Exercise: An exact copy of every record is needed.

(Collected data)
----------

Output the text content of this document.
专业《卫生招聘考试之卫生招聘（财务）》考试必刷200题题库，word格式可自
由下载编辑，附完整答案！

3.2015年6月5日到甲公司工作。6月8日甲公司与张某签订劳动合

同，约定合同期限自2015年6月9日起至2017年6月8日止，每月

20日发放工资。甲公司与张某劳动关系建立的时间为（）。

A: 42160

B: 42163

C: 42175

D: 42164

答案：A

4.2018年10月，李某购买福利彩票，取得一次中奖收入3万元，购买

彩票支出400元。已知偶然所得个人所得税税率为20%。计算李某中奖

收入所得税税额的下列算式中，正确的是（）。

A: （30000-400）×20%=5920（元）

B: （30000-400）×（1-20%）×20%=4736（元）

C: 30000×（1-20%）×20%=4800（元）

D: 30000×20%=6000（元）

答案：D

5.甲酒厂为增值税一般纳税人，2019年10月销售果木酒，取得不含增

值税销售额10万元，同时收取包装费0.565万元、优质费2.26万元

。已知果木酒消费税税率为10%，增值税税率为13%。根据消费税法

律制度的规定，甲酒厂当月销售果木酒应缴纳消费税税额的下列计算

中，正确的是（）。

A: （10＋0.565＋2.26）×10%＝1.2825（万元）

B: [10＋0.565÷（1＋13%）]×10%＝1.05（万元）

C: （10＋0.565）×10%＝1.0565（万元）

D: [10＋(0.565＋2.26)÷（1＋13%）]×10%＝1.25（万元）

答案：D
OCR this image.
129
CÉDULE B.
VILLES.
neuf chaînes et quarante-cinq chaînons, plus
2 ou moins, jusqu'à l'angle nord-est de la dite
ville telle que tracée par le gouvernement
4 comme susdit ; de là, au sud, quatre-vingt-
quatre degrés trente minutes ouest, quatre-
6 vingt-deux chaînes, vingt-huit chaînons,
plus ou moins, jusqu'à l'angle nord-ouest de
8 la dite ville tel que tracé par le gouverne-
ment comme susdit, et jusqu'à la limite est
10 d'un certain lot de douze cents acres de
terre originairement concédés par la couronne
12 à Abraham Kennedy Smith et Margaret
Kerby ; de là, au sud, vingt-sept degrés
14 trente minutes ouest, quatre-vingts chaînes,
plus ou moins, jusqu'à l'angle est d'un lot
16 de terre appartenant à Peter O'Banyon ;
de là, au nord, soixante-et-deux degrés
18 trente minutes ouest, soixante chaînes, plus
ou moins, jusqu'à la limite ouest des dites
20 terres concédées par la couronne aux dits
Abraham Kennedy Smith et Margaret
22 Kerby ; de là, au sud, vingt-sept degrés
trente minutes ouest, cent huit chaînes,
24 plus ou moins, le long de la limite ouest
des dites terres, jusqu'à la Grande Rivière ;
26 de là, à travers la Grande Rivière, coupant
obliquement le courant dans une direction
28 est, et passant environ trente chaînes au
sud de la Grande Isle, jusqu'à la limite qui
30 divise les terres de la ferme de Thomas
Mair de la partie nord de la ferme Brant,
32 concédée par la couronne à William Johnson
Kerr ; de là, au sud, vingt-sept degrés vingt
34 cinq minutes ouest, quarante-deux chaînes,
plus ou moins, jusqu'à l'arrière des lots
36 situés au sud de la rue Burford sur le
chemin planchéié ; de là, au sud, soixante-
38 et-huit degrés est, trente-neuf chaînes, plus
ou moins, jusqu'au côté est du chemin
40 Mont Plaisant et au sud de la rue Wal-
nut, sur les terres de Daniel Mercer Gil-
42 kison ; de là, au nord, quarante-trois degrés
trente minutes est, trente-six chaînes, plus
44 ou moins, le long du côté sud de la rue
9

----------

Solution to the problem:
Output the text content of this document.
专业《卫生招聘考试之卫生招聘（财务）》考试必刷200题题库，word格式可自
由下载编辑，附完整答案！

3.2015年6月5日到甲公司工作。6月8日甲公司与张某签订劳动合

同，约定合同期限自2015年6月9日起至2017年6月8日止，每月

20日发放工资。甲公司与张某劳动关系建立的时间为（）。

A: 42160

B: 42163

C: 42175

D: 42164

答案：A

4.2018年10月，李某购买福利彩票，取得一次中奖收入3万元，购买

彩票支出400元。已知偶然所得个人所得税税率为20%。计算李某中奖

收入所得税税额的下列算式中，正确的是（）。

A: （30000-400）×20%=5920（元）

B: （30000-400）×（1-20%）×20%=4736（元）

C: 30000×（1-20%）×20%=4800（元）

D: 30000×20%=6000（元）

答案：D

5.甲酒厂为增值税一般纳税人，2019年10月销售果木酒，取得不含增

值税销售额10万元，同时收取包装费0.565万元、优质费2.26万元

。已知果木酒消费税税率为10%，增值税税率为13%。根据消费税法

律制度的规定，甲酒厂当月销售果木酒应缴纳消费税税额的下列计算

中，正确的是（）。

A: （10＋0.565＋2.26）×10%＝1.2825（万元）

B: [10＋0.565÷（1＋13%）]×10%＝1.05（万元）

C: （10＋0.565）×10%＝1.0565（万元）

D: [10＋(0.565＋2.26)÷（1＋13%）]×10%＝1.25（万元）

答案：D
OCR this image.
129
CÉDULE B.
VILLES.
neuf chaînes et quarante-cinq chaînons, plus
2 ou moins, jusqu'à l'angle nord-est de la dite
ville telle que tracée par le gouvernement
4 comme susdit ; de là, au sud, quatre-vingt-
quatre degrés trente minutes ouest, quatre-
6 vingt-deux chaînes, vingt-huit chaînons,
plus ou moins, jusqu'à l'angle nord-ouest de
8 la dite ville tel que tracé par le gouverne-
ment comme susdit, et jusqu'à la limite est
10 d'un certain lot de douze cents acres de
terre originairement concédés par la couronne
12 à Abraham Kennedy Smith et Margaret
Kerby ; de là, au sud, vingt-sept degrés
14 trente minutes ouest, quatre-vingts chaînes,
plus ou moins, jusqu'à l'angle est d'un lot
16 de terre appartenant à Peter O'Banyon ;
de là, au nord, soixante-et-deux degrés
18 trente minutes ouest, soixante chaînes, plus
ou moins, jusqu'à la limite ouest des dites
20 terres concédées par la couronne aux dits
Abraham Kennedy Smith et Margaret
22 Kerby ; de là, au sud, vingt-sept degrés
trente minutes ouest, cent huit chaînes,
24 plus ou moins, le long de la limite ouest
des dites terres, jusqu'à la Grande Rivière ;
26 de là, à travers la Grande Rivière, coupant
obliquement le courant dans une direction
28 est, et passant environ trente chaînes au
sud de la Grande Isle, jusqu'à la limite qui
30 divise les terres de la ferme de Thomas
Mair de la partie nord de la ferme Brant,
32 concédée par la couronne à William Johnson
Kerr ; de là, au sud, vingt-sept degrés vingt
34 cinq minutes ouest, quarante-deux chaînes,
plus ou moins, jusqu'à l'arrière des lots
36 situés au sud de la rue Burford sur le
chemin planchéié ; de là, au sud, soixante-
38 et-huit degrés est, trente-neuf chaînes, plus
ou moins, jusqu'au côté est du chemin
40 Mont Plaisant et au sud de la rue Wal-
nut, sur les terres de Daniel Mercer Gil-
42 kison ; de là, au nord, quarante-trois degrés
trente minutes est, trente-six chaînes, plus
44 ou moins, le long du côté sud de la rue
9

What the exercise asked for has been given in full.